- [EXERCISE PROMPT]: All of the lines below are to be printed again exactly; images are excluded from the output.

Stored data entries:
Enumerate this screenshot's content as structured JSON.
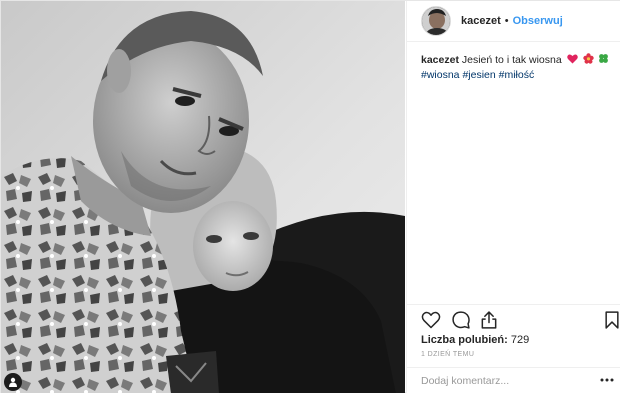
{
  "post": {
    "username": "kacezet",
    "follow_label": "Obserwuj",
    "separator": "•",
    "caption_user": "kacezet",
    "caption_text": "Jesień to i tak wiosna",
    "caption_emojis": [
      "heart-red",
      "flower-red",
      "clover-green"
    ],
    "hashtags": "#wiosna #jesien #miłość",
    "likes_label": "Liczba polubień:",
    "likes_count": "729",
    "time_ago": "1 DZIEŃ TEMU",
    "comment_placeholder": "Dodaj komentarz..."
  },
  "icons": {
    "like": "heart-outline-icon",
    "comment": "comment-bubble-icon",
    "share": "share-upload-icon",
    "save": "bookmark-icon",
    "more": "more-options-icon",
    "tagged": "user-tag-icon"
  },
  "colors": {
    "accent": "#3897f0",
    "hashtag": "#003569",
    "text": "#262626",
    "muted": "#999999"
  }
}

- [EXERCISE RESULT]:
Enumerate this screenshot's content as structured JSON.
{
  "post": {
    "username": "kacezet",
    "follow_label": "Obserwuj",
    "separator": "•",
    "caption_user": "kacezet",
    "caption_text": "Jesień to i tak wiosna",
    "caption_emojis": [
      "heart-red",
      "flower-red",
      "clover-green"
    ],
    "hashtags": "#wiosna #jesien #miłość",
    "likes_label": "Liczba polubień:",
    "likes_count": "729",
    "time_ago": "1 DZIEŃ TEMU",
    "comment_placeholder": "Dodaj komentarz..."
  },
  "icons": {
    "like": "heart-outline-icon",
    "comment": "comment-bubble-icon",
    "share": "share-upload-icon",
    "save": "bookmark-icon",
    "more": "more-options-icon",
    "tagged": "user-tag-icon"
  },
  "colors": {
    "accent": "#3897f0",
    "hashtag": "#003569",
    "text": "#262626",
    "muted": "#999999"
  }
}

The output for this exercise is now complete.